文档节选:
= = = = = = =
邵 巍1,顾金苹1,黄彩华2,黄子成1,季天海1*,林东海1*   

  1. 1. 厦门大学 附属成功医院,厦门大学 化学生物学系生物核磁共振实验室,福建 厦门 361005;
    2. 福建医科大学 运动和康复研究所,福建 福州 351009
  • 收稿日期:2013-09-01 修回日期:2013-10-13 出版日期:2014-03-05 发布日期:2014-03-05
  • 作者简介:邵巍(1983-),女,博士,助理研究员,主要从事基于核磁共振的肿瘤细胞代谢组学研究.电话:0592-6335744,E-mail: shw6610@ gmail.com. *通讯联系人:季天海,电话:0592-6335844,E-mail: kysea-ji@sina.com;林东海,电话:0592-2186078,E-mail: dhlin@xmu.edu.cn.
  • 基金资助:

    厦门市科技计划社会发展资助项目(3502Z20124019, 3502Z20104015),福建省自然科学基金青年创新资助项目(2012D057).

Metabolic Profiles of CHG5 and U87 Glioma Cell Lines Derived by 1H NMR

SHAO Wei1,GU Jin-ping1,HUANG Cai-hua2,HUANG Zi-cheng1,JI Tian-hai1*,LIN Dong-hai1*   

  1. 1. Chenggong Hospital and College of Chemistry and Chemical Engineering, Xiamen University, Xiamen 361005, China;
    2. Research institute of Exercise and Rehabilitation, Fujian Medical University, Fuzhou 351009, China
  • Received:2013-09-01 Revised:2013-10-13 Online:2014-03-05 Published:2014-03-05
  • About author:*Corresponding author:JI Tian-hai, Tel: 0592-6335844, E-mail: kysea-ji@sina.com; LIN Dong-hai, Tel: 0592-2186078,E-mail: dhlin@xmu.edu.cn.
= = = = = = =
数据记录:
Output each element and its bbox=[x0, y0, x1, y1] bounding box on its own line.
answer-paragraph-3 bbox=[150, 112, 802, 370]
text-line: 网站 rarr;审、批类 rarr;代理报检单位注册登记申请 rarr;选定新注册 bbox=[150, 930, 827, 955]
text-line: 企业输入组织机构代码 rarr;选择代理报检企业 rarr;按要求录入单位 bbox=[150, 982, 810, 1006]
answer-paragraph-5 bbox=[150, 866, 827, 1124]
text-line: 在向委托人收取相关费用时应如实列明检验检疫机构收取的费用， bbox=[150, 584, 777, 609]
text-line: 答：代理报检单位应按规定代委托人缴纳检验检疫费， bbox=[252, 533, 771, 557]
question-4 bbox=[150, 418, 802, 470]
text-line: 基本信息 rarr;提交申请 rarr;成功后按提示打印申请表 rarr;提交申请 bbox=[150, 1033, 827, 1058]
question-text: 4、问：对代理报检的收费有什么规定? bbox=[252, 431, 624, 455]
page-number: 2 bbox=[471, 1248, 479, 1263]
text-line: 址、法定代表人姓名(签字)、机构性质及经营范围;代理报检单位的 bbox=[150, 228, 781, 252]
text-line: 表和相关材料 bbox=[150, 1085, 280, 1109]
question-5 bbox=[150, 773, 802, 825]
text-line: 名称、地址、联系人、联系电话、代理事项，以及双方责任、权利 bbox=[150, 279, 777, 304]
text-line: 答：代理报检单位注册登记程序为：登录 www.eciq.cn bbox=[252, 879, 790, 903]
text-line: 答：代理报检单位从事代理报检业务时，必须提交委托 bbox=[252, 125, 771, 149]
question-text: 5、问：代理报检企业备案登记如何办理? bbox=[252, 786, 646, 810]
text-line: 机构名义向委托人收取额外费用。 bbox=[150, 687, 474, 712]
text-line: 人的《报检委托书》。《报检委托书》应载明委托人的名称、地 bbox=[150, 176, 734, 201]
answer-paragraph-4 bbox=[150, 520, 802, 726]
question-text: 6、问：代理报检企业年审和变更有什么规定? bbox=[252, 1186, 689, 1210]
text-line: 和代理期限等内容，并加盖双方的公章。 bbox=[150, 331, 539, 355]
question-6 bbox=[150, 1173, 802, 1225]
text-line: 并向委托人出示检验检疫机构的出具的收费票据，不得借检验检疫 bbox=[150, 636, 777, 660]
= = = = = = =
练习要求:
A. 根据文档节选,邵巍主要从事哪方面的研究?
B. 请照抄文档节选中从“Metabolic Profiles of”起一直到“Tel: 0592-2186078,E-mail: dhlin@xmu.edu.cn.”为止的全部内容。

逐项答案:
A. 基于核磁共振的肿瘤细胞代谢组学研究。

B.
Metabolic Profiles of CHG5 and U87 Glioma Cell Lines Derived by 1H NMR

SHAO Wei1,GU Jin-ping1,HUANG Cai-hua2,HUANG Zi-cheng1,JI Tian-hai1*,LIN Dong-hai1*   

  1. 1. Chenggong Hospital and College of Chemistry and Chemical Engineering, Xiamen University, Xiamen 361005, China;
    2. Research institute of Exercise and Rehabilitation, Fujian Medical University, Fuzhou 351009, China
  • Received:2013-09-01 Revised:2013-10-13 Online:2014-03-05 Published:2014-03-05
  • About author:*Corresponding author:JI Tian-hai, Tel: 0592-6335844, E-mail: kysea-ji@sina.com; LIN Dong-hai, Tel: 0592-2186078,E-mail: dhlin@xmu.edu.cn.